→ **TASK BRIEF**
The material below should be written out in full and exactly; pictures stay out of the copy.

(Saved entries)
Start

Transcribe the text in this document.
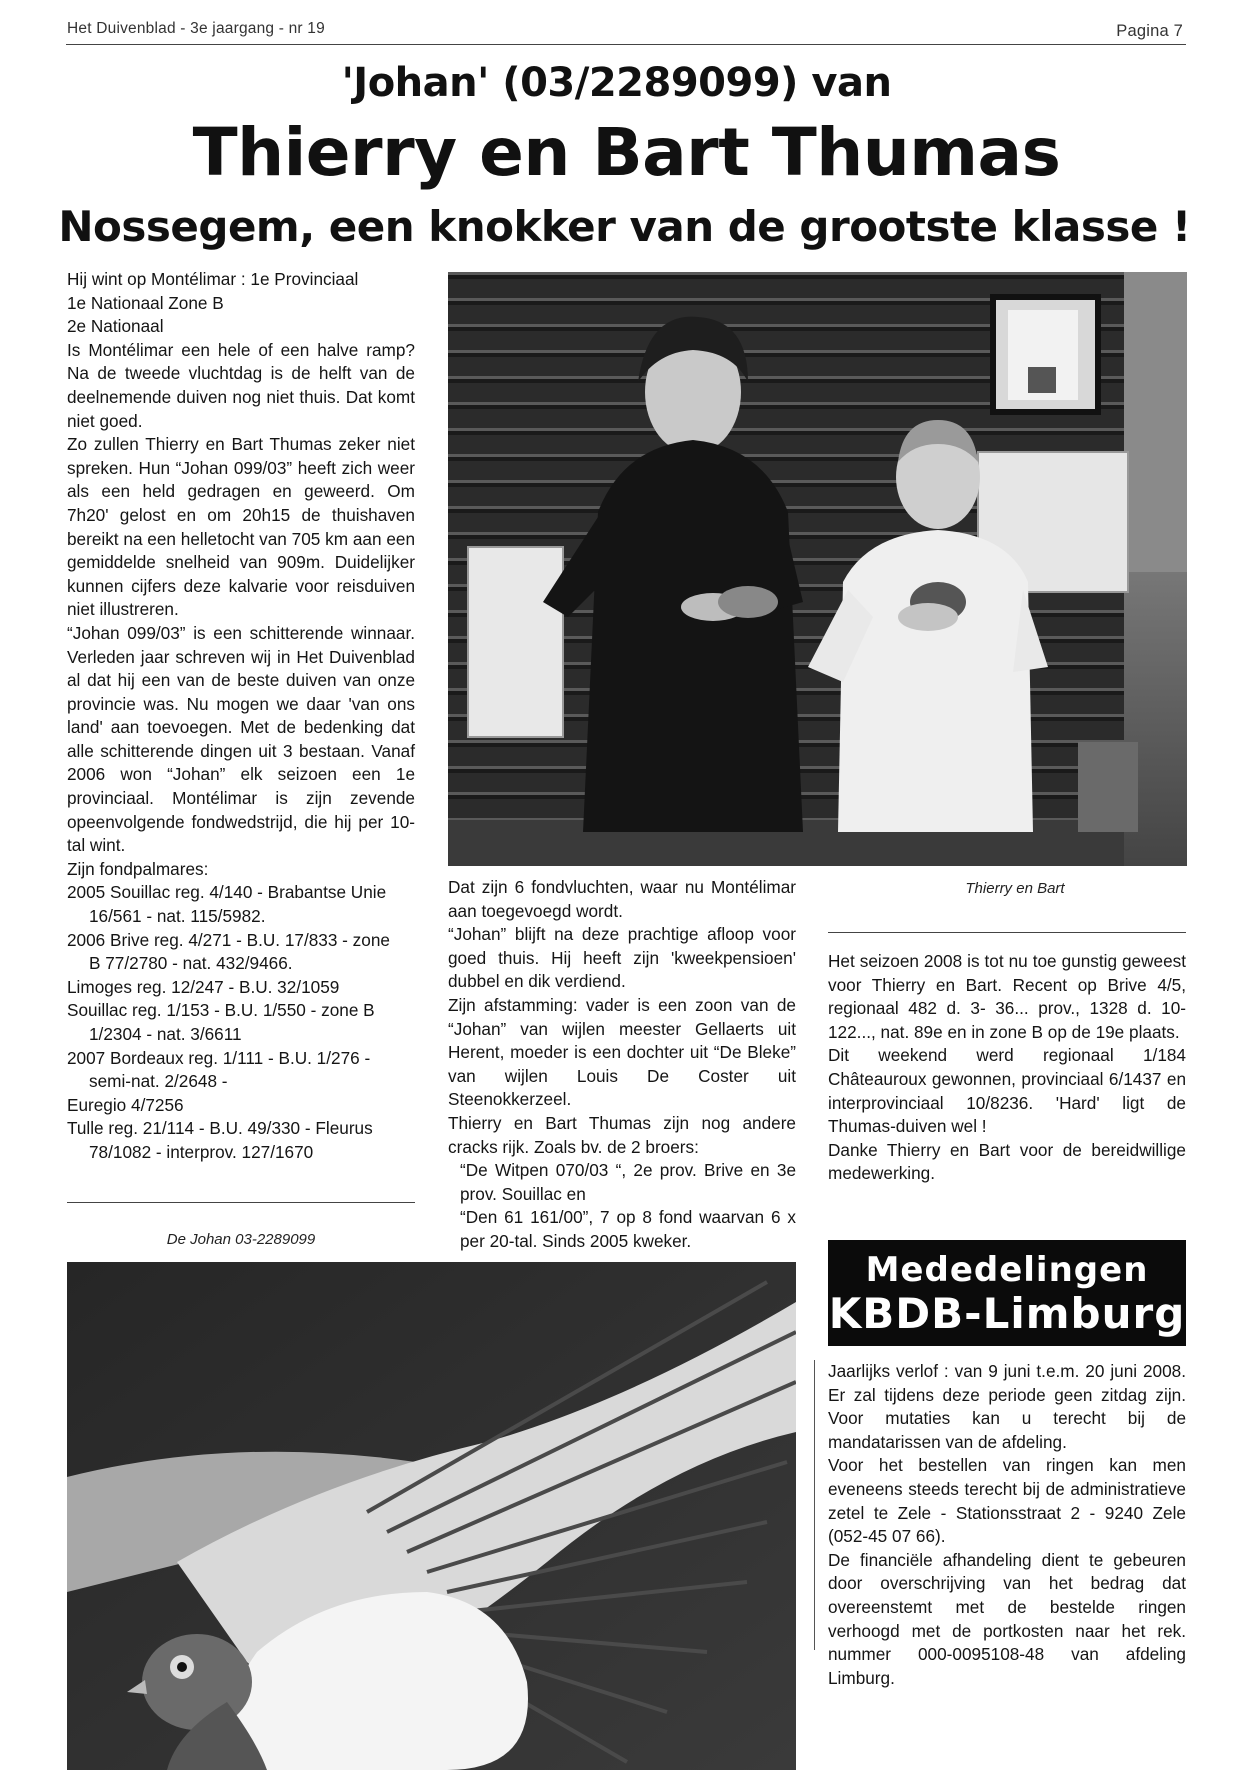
Het Duivenblad - 3e jaargang - nr 19	Pagina 7
'Johan' (03/2289099) van
Thierry en Bart Thumas
Nossegem, een knokker van de grootste klasse !

Hij wint op Montélimar : 1e Provinciaal

1e Nationaal Zone B

2e Nationaal

Is Montélimar een hele of een halve ramp? Na de tweede vluchtdag is de helft van de deelnemende duiven nog niet thuis. Dat komt niet goed.

Zo zullen Thierry en Bart Thumas zeker niet spreken. Hun “Johan 099/03” heeft zich weer als een held gedragen en geweerd. Om 7h20' gelost en om 20h15 de thuishaven bereikt na een helletocht van 705 km aan een gemiddelde snelheid van 909m. Duidelijker kunnen cijfers deze kalvarie voor reisduiven niet illustreren.

“Johan 099/03” is een schitterende winnaar. Verleden jaar schreven wij in Het Duivenblad al dat hij een van de beste duiven van onze provincie was. Nu mogen we daar 'van ons land' aan toevoegen. Met de bedenking dat alle schitterende dingen uit 3 bestaan. Vanaf 2006 won “Johan” elk seizoen een 1e provinciaal. Montélimar is zijn zevende opeenvolgende fondwedstrijd, die hij per 10-tal wint.

Zijn fondpalmares:

2005 Souillac reg. 4/140 - Brabantse Unie

16/561 - nat. 115/5982.

2006 Brive reg. 4/271 - B.U. 17/833 - zone

B 77/2780 - nat. 432/9466.

Limoges reg. 12/247 - B.U. 32/1059

Souillac reg. 1/153 - B.U. 1/550 - zone B

1/2304 - nat. 3/6611

2007 Bordeaux reg. 1/111 - B.U. 1/276 -

semi-nat. 2/2648 -

Euregio 4/7256

Tulle reg. 21/114 - B.U. 49/330 - Fleurus

78/1082 - interprov. 127/1670

De Johan 03-2289099
Thierry en Bart

Dat zijn 6 fondvluchten, waar nu Montélimar aan toegevoegd wordt.

“Johan” blijft na deze prachtige afloop voor goed thuis. Hij heeft zijn 'kweekpensioen' dubbel en dik verdiend.

Zijn afstamming: vader is een zoon van de “Johan” van wijlen meester Gellaerts uit Herent, moeder is een dochter uit “De Bleke” van wijlen Louis De Coster uit Steenokkerzeel.

Thierry en Bart Thumas zijn nog andere cracks rijk. Zoals bv. de 2 broers:

“De Witpen 070/03 “, 2e prov. Brive en 3e prov. Souillac en

“Den 61 161/00”, 7 op 8 fond waarvan 6 x per 20-tal. Sinds 2005 kweker.

Het seizoen 2008 is tot nu toe gunstig geweest voor Thierry en Bart. Recent op Brive 4/5, regionaal 482 d. 3- 36... prov., 1328 d. 10- 122..., nat. 89e en in zone B op de 19e plaats.

Dit weekend werd regionaal 1/184 Châteauroux gewonnen, provinciaal 6/1437 en interprovinciaal 10/8236. 'Hard' ligt de Thumas-duiven wel !

Danke Thierry en Bart voor de bereidwillige medewerking.

Mededelingen
KBDB-Limburg

Jaarlijks verlof : van 9 juni t.e.m. 20 juni 2008. Er zal tijdens deze periode geen zitdag zijn. Voor mutaties kan u terecht bij de mandatarissen van de afdeling.

Voor het bestellen van ringen kan men eveneens steeds terecht bij de administratieve zetel te Zele - Stationsstraat 2 - 9240 Zele (052-45 07 66).

De financiële afhandeling dient te gebeuren door overschrijving van het bedrag dat overeenstemt met de bestelde ringen verhoogd met de portkosten naar het rek. nummer 000-0095108-48 van afdeling Limburg.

End

→ **ANSWER TO THE TASK**
Transcribe the text in this document.
Het Duivenblad - 3e jaargang - nr 19	Pagina 7
'Johan' (03/2289099) van
Thierry en Bart Thumas
Nossegem, een knokker van de grootste klasse !

Hij wint op Montélimar : 1e Provinciaal

1e Nationaal Zone B

2e Nationaal

Is Montélimar een hele of een halve ramp? Na de tweede vluchtdag is de helft van de deelnemende duiven nog niet thuis. Dat komt niet goed.

Zo zullen Thierry en Bart Thumas zeker niet spreken. Hun “Johan 099/03” heeft zich weer als een held gedragen en geweerd. Om 7h20' gelost en om 20h15 de thuishaven bereikt na een helletocht van 705 km aan een gemiddelde snelheid van 909m. Duidelijker kunnen cijfers deze kalvarie voor reisduiven niet illustreren.

“Johan 099/03” is een schitterende winnaar. Verleden jaar schreven wij in Het Duivenblad al dat hij een van de beste duiven van onze provincie was. Nu mogen we daar 'van ons land' aan toevoegen. Met de bedenking dat alle schitterende dingen uit 3 bestaan. Vanaf 2006 won “Johan” elk seizoen een 1e provinciaal. Montélimar is zijn zevende opeenvolgende fondwedstrijd, die hij per 10-tal wint.

Zijn fondpalmares:

2005 Souillac reg. 4/140 - Brabantse Unie

16/561 - nat. 115/5982.

2006 Brive reg. 4/271 - B.U. 17/833 - zone

B 77/2780 - nat. 432/9466.

Limoges reg. 12/247 - B.U. 32/1059

Souillac reg. 1/153 - B.U. 1/550 - zone B

1/2304 - nat. 3/6611

2007 Bordeaux reg. 1/111 - B.U. 1/276 -

semi-nat. 2/2648 -

Euregio 4/7256

Tulle reg. 21/114 - B.U. 49/330 - Fleurus

78/1082 - interprov. 127/1670

De Johan 03-2289099
Thierry en Bart

Dat zijn 6 fondvluchten, waar nu Montélimar aan toegevoegd wordt.

“Johan” blijft na deze prachtige afloop voor goed thuis. Hij heeft zijn 'kweekpensioen' dubbel en dik verdiend.

Zijn afstamming: vader is een zoon van de “Johan” van wijlen meester Gellaerts uit Herent, moeder is een dochter uit “De Bleke” van wijlen Louis De Coster uit Steenokkerzeel.

Thierry en Bart Thumas zijn nog andere cracks rijk. Zoals bv. de 2 broers:

“De Witpen 070/03 “, 2e prov. Brive en 3e prov. Souillac en

“Den 61 161/00”, 7 op 8 fond waarvan 6 x per 20-tal. Sinds 2005 kweker.

Het seizoen 2008 is tot nu toe gunstig geweest voor Thierry en Bart. Recent op Brive 4/5, regionaal 482 d. 3- 36... prov., 1328 d. 10- 122..., nat. 89e en in zone B op de 19e plaats.

Dit weekend werd regionaal 1/184 Châteauroux gewonnen, provinciaal 6/1437 en interprovinciaal 10/8236. 'Hard' ligt de Thumas-duiven wel !

Danke Thierry en Bart voor de bereidwillige medewerking.

Mededelingen
KBDB-Limburg

Jaarlijks verlof : van 9 juni t.e.m. 20 juni 2008. Er zal tijdens deze periode geen zitdag zijn. Voor mutaties kan u terecht bij de mandatarissen van de afdeling.

Voor het bestellen van ringen kan men eveneens steeds terecht bij de administratieve zetel te Zele - Stationsstraat 2 - 9240 Zele (052-45 07 66).

De financiële afhandeling dient te gebeuren door overschrijving van het bedrag dat overeenstemt met de bestelde ringen verhoogd met de portkosten naar het rek. nummer 000-0095108-48 van afdeling Limburg.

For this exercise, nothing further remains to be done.